◆ **Problem to solve**: Quote the full listing word for word.

◆ **Given data**:
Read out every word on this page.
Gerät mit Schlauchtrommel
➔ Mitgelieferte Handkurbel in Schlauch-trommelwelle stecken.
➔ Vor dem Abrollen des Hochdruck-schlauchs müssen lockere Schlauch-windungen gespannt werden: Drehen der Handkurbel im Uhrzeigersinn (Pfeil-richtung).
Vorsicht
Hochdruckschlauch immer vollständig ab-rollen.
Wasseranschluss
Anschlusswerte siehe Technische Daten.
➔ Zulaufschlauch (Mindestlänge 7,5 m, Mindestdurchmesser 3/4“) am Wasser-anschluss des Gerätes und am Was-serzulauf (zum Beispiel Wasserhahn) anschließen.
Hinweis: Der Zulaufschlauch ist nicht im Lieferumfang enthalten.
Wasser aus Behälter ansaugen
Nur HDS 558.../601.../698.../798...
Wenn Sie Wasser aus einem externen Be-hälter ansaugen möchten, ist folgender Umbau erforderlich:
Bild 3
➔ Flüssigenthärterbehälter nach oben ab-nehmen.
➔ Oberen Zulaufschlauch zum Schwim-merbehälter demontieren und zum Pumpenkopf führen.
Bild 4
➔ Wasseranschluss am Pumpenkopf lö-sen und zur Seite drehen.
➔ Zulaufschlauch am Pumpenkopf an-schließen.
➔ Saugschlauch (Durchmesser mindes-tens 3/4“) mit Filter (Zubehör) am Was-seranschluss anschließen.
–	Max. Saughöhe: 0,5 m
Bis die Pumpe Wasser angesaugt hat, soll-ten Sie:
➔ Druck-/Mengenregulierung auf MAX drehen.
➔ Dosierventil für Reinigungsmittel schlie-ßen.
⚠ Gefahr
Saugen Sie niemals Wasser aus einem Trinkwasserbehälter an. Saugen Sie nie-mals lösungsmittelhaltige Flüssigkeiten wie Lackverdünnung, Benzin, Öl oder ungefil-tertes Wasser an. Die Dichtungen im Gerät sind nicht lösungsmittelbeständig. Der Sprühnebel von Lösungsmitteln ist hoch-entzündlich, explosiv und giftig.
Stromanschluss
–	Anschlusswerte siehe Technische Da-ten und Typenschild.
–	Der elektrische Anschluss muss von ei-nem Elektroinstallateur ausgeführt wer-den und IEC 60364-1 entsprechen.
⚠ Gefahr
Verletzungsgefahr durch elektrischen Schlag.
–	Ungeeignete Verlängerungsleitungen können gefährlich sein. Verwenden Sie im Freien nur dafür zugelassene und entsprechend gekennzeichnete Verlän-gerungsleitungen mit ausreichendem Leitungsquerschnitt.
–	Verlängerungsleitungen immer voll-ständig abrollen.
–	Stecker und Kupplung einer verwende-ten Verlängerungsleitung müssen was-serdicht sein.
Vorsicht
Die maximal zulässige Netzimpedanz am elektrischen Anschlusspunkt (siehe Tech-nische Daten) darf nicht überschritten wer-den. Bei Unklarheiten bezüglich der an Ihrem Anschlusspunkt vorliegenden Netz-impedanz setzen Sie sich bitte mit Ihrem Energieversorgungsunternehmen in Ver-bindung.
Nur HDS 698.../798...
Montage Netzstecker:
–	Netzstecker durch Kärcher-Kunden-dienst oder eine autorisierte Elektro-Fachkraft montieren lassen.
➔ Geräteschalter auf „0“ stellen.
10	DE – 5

◆ **Reply to the task**:
Read out every word on this page.
Gerät mit Schlauchtrommel
➔ Mitgelieferte Handkurbel in Schlauch-trommelwelle stecken.
➔ Vor dem Abrollen des Hochdruck-schlauchs müssen lockere Schlauch-windungen gespannt werden: Drehen der Handkurbel im Uhrzeigersinn (Pfeil-richtung).
Vorsicht
Hochdruckschlauch immer vollständig ab-rollen.
Wasseranschluss
Anschlusswerte siehe Technische Daten.
➔ Zulaufschlauch (Mindestlänge 7,5 m, Mindestdurchmesser 3/4“) am Wasser-anschluss des Gerätes und am Was-serzulauf (zum Beispiel Wasserhahn) anschließen.
Hinweis: Der Zulaufschlauch ist nicht im Lieferumfang enthalten.
Wasser aus Behälter ansaugen
Nur HDS 558.../601.../698.../798...
Wenn Sie Wasser aus einem externen Be-hälter ansaugen möchten, ist folgender Umbau erforderlich:
Bild 3
➔ Flüssigenthärterbehälter nach oben ab-nehmen.
➔ Oberen Zulaufschlauch zum Schwim-merbehälter demontieren und zum Pumpenkopf führen.
Bild 4
➔ Wasseranschluss am Pumpenkopf lö-sen und zur Seite drehen.
➔ Zulaufschlauch am Pumpenkopf an-schließen.
➔ Saugschlauch (Durchmesser mindes-tens 3/4“) mit Filter (Zubehör) am Was-seranschluss anschließen.
–	Max. Saughöhe: 0,5 m
Bis die Pumpe Wasser angesaugt hat, soll-ten Sie:
➔ Druck-/Mengenregulierung auf MAX drehen.
➔ Dosierventil für Reinigungsmittel schlie-ßen.
⚠ Gefahr
Saugen Sie niemals Wasser aus einem Trinkwasserbehälter an. Saugen Sie nie-mals lösungsmittelhaltige Flüssigkeiten wie Lackverdünnung, Benzin, Öl oder ungefil-tertes Wasser an. Die Dichtungen im Gerät sind nicht lösungsmittelbeständig. Der Sprühnebel von Lösungsmitteln ist hoch-entzündlich, explosiv und giftig.
Stromanschluss
–	Anschlusswerte siehe Technische Da-ten und Typenschild.
–	Der elektrische Anschluss muss von ei-nem Elektroinstallateur ausgeführt wer-den und IEC 60364-1 entsprechen.
⚠ Gefahr
Verletzungsgefahr durch elektrischen Schlag.
–	Ungeeignete Verlängerungsleitungen können gefährlich sein. Verwenden Sie im Freien nur dafür zugelassene und entsprechend gekennzeichnete Verlän-gerungsleitungen mit ausreichendem Leitungsquerschnitt.
–	Verlängerungsleitungen immer voll-ständig abrollen.
–	Stecker und Kupplung einer verwende-ten Verlängerungsleitung müssen was-serdicht sein.
Vorsicht
Die maximal zulässige Netzimpedanz am elektrischen Anschlusspunkt (siehe Tech-nische Daten) darf nicht überschritten wer-den. Bei Unklarheiten bezüglich der an Ihrem Anschlusspunkt vorliegenden Netz-impedanz setzen Sie sich bitte mit Ihrem Energieversorgungsunternehmen in Ver-bindung.
Nur HDS 698.../798...
Montage Netzstecker:
–	Netzstecker durch Kärcher-Kunden-dienst oder eine autorisierte Elektro-Fachkraft montieren lassen.
➔ Geräteschalter auf „0“ stellen.
10	DE – 5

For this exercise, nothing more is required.